• [MATERIAL SHOWN]:
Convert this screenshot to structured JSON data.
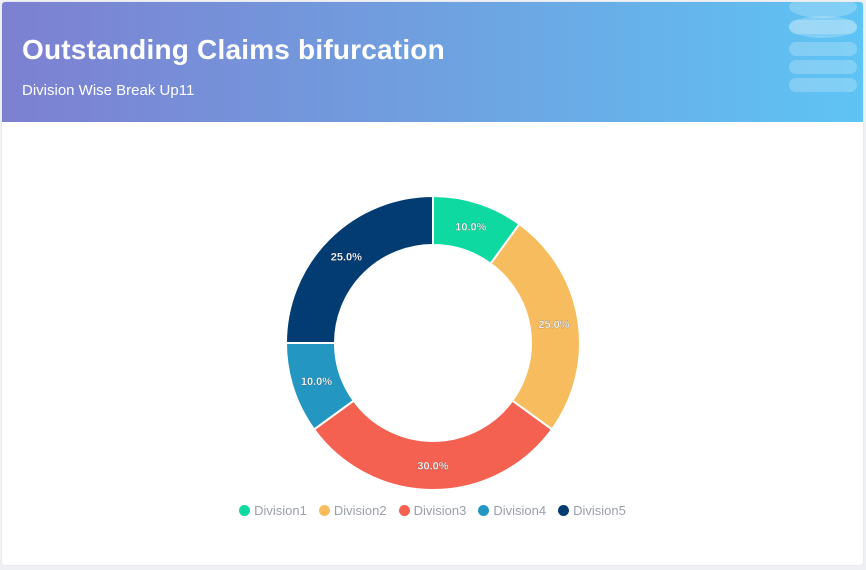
{
  "header": {
    "title": "Outstanding Claims bifurcation",
    "subtitle": "Division Wise Break Up11"
  },
  "chart_data": {
    "type": "pie",
    "donut": true,
    "categories": [
      "Division1",
      "Division2",
      "Division3",
      "Division4",
      "Division5"
    ],
    "values": [
      10.0,
      25.0,
      30.0,
      10.0,
      25.0
    ],
    "data_labels": [
      "10.0%",
      "25.0%",
      "30.0%",
      "10.0%",
      "25.0%"
    ],
    "colors": [
      "#0ed9a0",
      "#f6bc5e",
      "#f56150",
      "#2496c2",
      "#033c72"
    ],
    "legend_position": "bottom"
  }
}
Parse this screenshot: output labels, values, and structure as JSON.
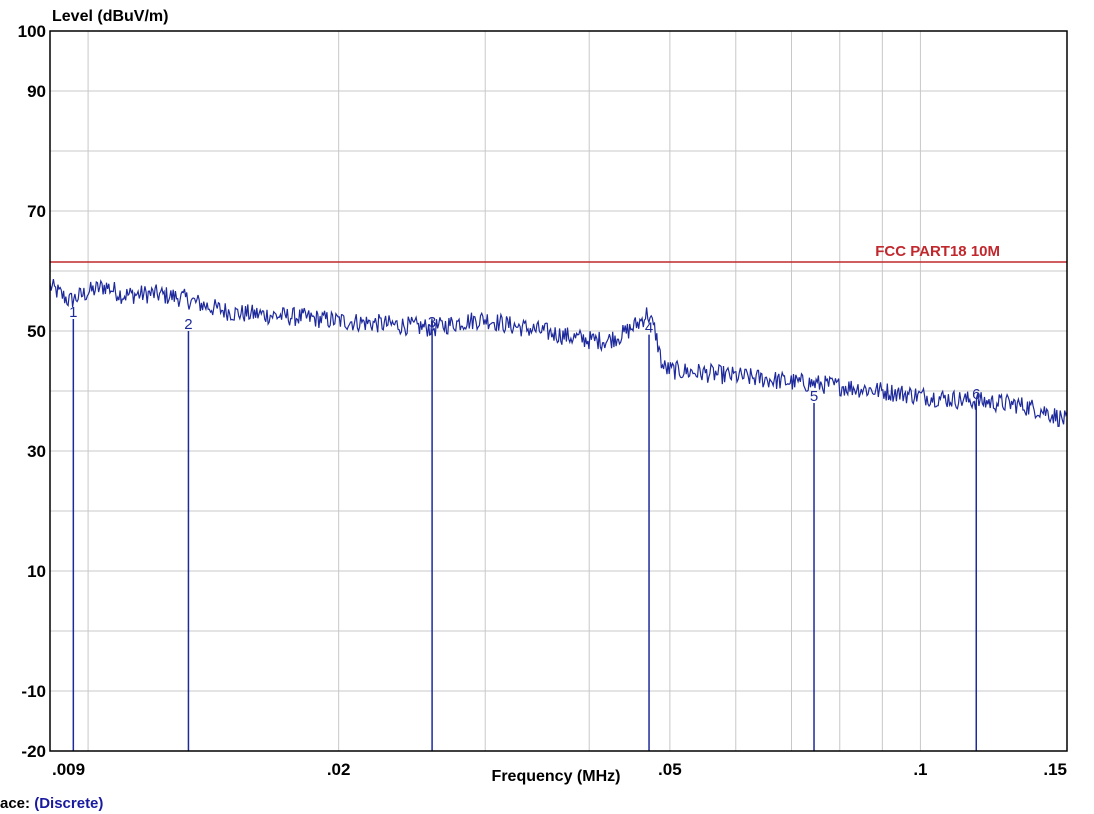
{
  "chart_data": {
    "type": "line",
    "ylabel": "Level (dBuV/m)",
    "xlabel": "Frequency (MHz)",
    "x_scale": "log",
    "xlim": [
      0.009,
      0.15
    ],
    "ylim": [
      -20,
      100
    ],
    "grid": true,
    "y_ticks": [
      100,
      90,
      70,
      50,
      30,
      10,
      -10,
      -20
    ],
    "x_ticks": [
      {
        "value": 0.009,
        "label": ".009"
      },
      {
        "value": 0.02,
        "label": ".02"
      },
      {
        "value": 0.05,
        "label": ".05"
      },
      {
        "value": 0.1,
        "label": ".1"
      },
      {
        "value": 0.15,
        "label": ".15"
      }
    ],
    "limit_line": {
      "name": "FCC PART18 10M",
      "value": 61.5,
      "color": "#c0282d"
    },
    "series": [
      {
        "color": "#1e2a9c",
        "points": [
          [
            0.009,
            57.5
          ],
          [
            0.0095,
            55.0
          ],
          [
            0.01,
            56.5
          ],
          [
            0.0105,
            57.5
          ],
          [
            0.011,
            56.0
          ],
          [
            0.012,
            56.2
          ],
          [
            0.013,
            55.5
          ],
          [
            0.014,
            54.0
          ],
          [
            0.015,
            53.0
          ],
          [
            0.016,
            52.8
          ],
          [
            0.017,
            52.5
          ],
          [
            0.018,
            52.3
          ],
          [
            0.019,
            52.0
          ],
          [
            0.02,
            51.7
          ],
          [
            0.022,
            51.3
          ],
          [
            0.024,
            50.9
          ],
          [
            0.026,
            50.5
          ],
          [
            0.028,
            51.5
          ],
          [
            0.03,
            52.0
          ],
          [
            0.032,
            51.0
          ],
          [
            0.035,
            50.0
          ],
          [
            0.038,
            49.0
          ],
          [
            0.04,
            48.5
          ],
          [
            0.042,
            48.4
          ],
          [
            0.044,
            49.5
          ],
          [
            0.046,
            51.5
          ],
          [
            0.047,
            53.0
          ],
          [
            0.048,
            50.0
          ],
          [
            0.049,
            44.0
          ],
          [
            0.05,
            43.5
          ],
          [
            0.055,
            43.0
          ],
          [
            0.06,
            42.5
          ],
          [
            0.065,
            42.0
          ],
          [
            0.07,
            41.5
          ],
          [
            0.075,
            41.2
          ],
          [
            0.08,
            40.8
          ],
          [
            0.09,
            40.0
          ],
          [
            0.1,
            39.2
          ],
          [
            0.11,
            38.6
          ],
          [
            0.12,
            38.2
          ],
          [
            0.13,
            37.8
          ],
          [
            0.14,
            36.8
          ],
          [
            0.15,
            35.0
          ]
        ]
      }
    ],
    "markers": [
      {
        "label": "1",
        "x": 0.0096,
        "y": 52.0
      },
      {
        "label": "2",
        "x": 0.0132,
        "y": 50.0
      },
      {
        "label": "3",
        "x": 0.0259,
        "y": 50.3
      },
      {
        "label": "4",
        "x": 0.0472,
        "y": 49.4
      },
      {
        "label": "5",
        "x": 0.0745,
        "y": 38.0
      },
      {
        "label": "6",
        "x": 0.1167,
        "y": 38.3
      }
    ]
  },
  "footer": {
    "trace_label": "ace:",
    "trace_value": "(Discrete)"
  }
}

• [TASK DESCRIPTION]:
Make an exact copy of the records above, with the pictures left out.

• [FINISHED TASK]:
Convert this screenshot to structured JSON data.
{
  "header": {
    "title": "Outstanding Claims bifurcation",
    "subtitle": "Division Wise Break Up11"
  },
  "chart_data": {
    "type": "pie",
    "donut": true,
    "categories": [
      "Division1",
      "Division2",
      "Division3",
      "Division4",
      "Division5"
    ],
    "values": [
      10.0,
      25.0,
      30.0,
      10.0,
      25.0
    ],
    "data_labels": [
      "10.0%",
      "25.0%",
      "30.0%",
      "10.0%",
      "25.0%"
    ],
    "colors": [
      "#0ed9a0",
      "#f6bc5e",
      "#f56150",
      "#2496c2",
      "#033c72"
    ],
    "legend_position": "bottom"
  }
}
Parse this screenshot: output labels, values, and structure as JSON.
{
  "chart_data": {
    "type": "line",
    "ylabel": "Level (dBuV/m)",
    "xlabel": "Frequency (MHz)",
    "x_scale": "log",
    "xlim": [
      0.009,
      0.15
    ],
    "ylim": [
      -20,
      100
    ],
    "grid": true,
    "y_ticks": [
      100,
      90,
      70,
      50,
      30,
      10,
      -10,
      -20
    ],
    "x_ticks": [
      {
        "value": 0.009,
        "label": ".009"
      },
      {
        "value": 0.02,
        "label": ".02"
      },
      {
        "value": 0.05,
        "label": ".05"
      },
      {
        "value": 0.1,
        "label": ".1"
      },
      {
        "value": 0.15,
        "label": ".15"
      }
    ],
    "limit_line": {
      "name": "FCC PART18 10M",
      "value": 61.5,
      "color": "#c0282d"
    },
    "series": [
      {
        "color": "#1e2a9c",
        "points": [
          [
            0.009,
            57.5
          ],
          [
            0.0095,
            55.0
          ],
          [
            0.01,
            56.5
          ],
          [
            0.0105,
            57.5
          ],
          [
            0.011,
            56.0
          ],
          [
            0.012,
            56.2
          ],
          [
            0.013,
            55.5
          ],
          [
            0.014,
            54.0
          ],
          [
            0.015,
            53.0
          ],
          [
            0.016,
            52.8
          ],
          [
            0.017,
            52.5
          ],
          [
            0.018,
            52.3
          ],
          [
            0.019,
            52.0
          ],
          [
            0.02,
            51.7
          ],
          [
            0.022,
            51.3
          ],
          [
            0.024,
            50.9
          ],
          [
            0.026,
            50.5
          ],
          [
            0.028,
            51.5
          ],
          [
            0.03,
            52.0
          ],
          [
            0.032,
            51.0
          ],
          [
            0.035,
            50.0
          ],
          [
            0.038,
            49.0
          ],
          [
            0.04,
            48.5
          ],
          [
            0.042,
            48.4
          ],
          [
            0.044,
            49.5
          ],
          [
            0.046,
            51.5
          ],
          [
            0.047,
            53.0
          ],
          [
            0.048,
            50.0
          ],
          [
            0.049,
            44.0
          ],
          [
            0.05,
            43.5
          ],
          [
            0.055,
            43.0
          ],
          [
            0.06,
            42.5
          ],
          [
            0.065,
            42.0
          ],
          [
            0.07,
            41.5
          ],
          [
            0.075,
            41.2
          ],
          [
            0.08,
            40.8
          ],
          [
            0.09,
            40.0
          ],
          [
            0.1,
            39.2
          ],
          [
            0.11,
            38.6
          ],
          [
            0.12,
            38.2
          ],
          [
            0.13,
            37.8
          ],
          [
            0.14,
            36.8
          ],
          [
            0.15,
            35.0
          ]
        ]
      }
    ],
    "markers": [
      {
        "label": "1",
        "x": 0.0096,
        "y": 52.0
      },
      {
        "label": "2",
        "x": 0.0132,
        "y": 50.0
      },
      {
        "label": "3",
        "x": 0.0259,
        "y": 50.3
      },
      {
        "label": "4",
        "x": 0.0472,
        "y": 49.4
      },
      {
        "label": "5",
        "x": 0.0745,
        "y": 38.0
      },
      {
        "label": "6",
        "x": 0.1167,
        "y": 38.3
      }
    ]
  },
  "footer": {
    "trace_label": "ace:",
    "trace_value": "(Discrete)"
  }
}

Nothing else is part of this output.